Select, from the material below, each line with "that" in it.
----- MATERIALS PROVIDED -----
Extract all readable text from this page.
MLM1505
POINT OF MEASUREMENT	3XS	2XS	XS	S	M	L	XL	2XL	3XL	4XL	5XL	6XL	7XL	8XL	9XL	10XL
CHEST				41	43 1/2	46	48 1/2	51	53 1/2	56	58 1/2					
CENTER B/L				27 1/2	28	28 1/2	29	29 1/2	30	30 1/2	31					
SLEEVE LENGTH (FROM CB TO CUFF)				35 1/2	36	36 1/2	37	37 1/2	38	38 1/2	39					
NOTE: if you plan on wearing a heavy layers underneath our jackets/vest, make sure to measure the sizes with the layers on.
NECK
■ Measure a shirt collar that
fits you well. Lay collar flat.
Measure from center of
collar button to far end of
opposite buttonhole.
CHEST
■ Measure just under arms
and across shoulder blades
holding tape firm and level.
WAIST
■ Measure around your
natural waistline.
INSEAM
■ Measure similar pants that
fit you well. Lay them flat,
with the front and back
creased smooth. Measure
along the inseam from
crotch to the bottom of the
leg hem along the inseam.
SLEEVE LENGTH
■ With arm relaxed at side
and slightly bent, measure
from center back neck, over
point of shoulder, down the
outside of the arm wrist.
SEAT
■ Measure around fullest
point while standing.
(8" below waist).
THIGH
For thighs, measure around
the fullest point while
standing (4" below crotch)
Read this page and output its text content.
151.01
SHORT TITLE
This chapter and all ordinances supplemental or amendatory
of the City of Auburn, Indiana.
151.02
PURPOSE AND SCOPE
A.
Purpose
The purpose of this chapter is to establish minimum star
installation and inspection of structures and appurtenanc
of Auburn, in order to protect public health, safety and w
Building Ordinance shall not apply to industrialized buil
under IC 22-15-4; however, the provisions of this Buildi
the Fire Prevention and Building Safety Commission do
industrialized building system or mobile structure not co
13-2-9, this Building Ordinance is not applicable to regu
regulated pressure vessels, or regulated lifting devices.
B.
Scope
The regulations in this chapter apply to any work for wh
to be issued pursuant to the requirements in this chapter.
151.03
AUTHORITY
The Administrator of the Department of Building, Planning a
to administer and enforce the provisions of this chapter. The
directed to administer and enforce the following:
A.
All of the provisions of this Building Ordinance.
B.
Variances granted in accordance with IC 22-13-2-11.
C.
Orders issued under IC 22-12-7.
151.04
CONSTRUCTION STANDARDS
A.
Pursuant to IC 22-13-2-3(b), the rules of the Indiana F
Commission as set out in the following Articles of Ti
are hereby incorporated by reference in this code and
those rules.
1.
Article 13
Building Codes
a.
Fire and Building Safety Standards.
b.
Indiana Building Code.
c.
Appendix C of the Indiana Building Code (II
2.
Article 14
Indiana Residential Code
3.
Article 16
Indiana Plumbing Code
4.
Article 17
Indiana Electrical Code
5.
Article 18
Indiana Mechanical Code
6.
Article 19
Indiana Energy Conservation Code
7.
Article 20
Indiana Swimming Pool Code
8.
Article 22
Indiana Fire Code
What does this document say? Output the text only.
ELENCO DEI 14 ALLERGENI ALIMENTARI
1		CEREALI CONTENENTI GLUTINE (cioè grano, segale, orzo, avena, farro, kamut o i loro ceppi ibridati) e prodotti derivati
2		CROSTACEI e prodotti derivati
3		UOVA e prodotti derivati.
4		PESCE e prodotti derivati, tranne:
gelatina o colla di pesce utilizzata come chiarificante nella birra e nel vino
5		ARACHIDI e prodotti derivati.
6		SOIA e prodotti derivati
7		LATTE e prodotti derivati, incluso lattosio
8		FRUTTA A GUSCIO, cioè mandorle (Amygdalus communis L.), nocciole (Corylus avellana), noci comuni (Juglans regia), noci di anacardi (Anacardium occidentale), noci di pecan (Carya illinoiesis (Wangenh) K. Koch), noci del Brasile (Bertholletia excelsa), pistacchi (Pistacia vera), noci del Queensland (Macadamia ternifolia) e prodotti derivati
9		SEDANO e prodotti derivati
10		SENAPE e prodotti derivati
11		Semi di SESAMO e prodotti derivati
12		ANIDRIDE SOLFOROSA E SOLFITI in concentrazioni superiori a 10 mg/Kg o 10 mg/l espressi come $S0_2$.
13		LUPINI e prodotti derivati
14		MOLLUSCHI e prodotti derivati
-----
▶ **COMPLETED EXERCISE**:
■ Measure a shirt collar that
■ Measure similar pants that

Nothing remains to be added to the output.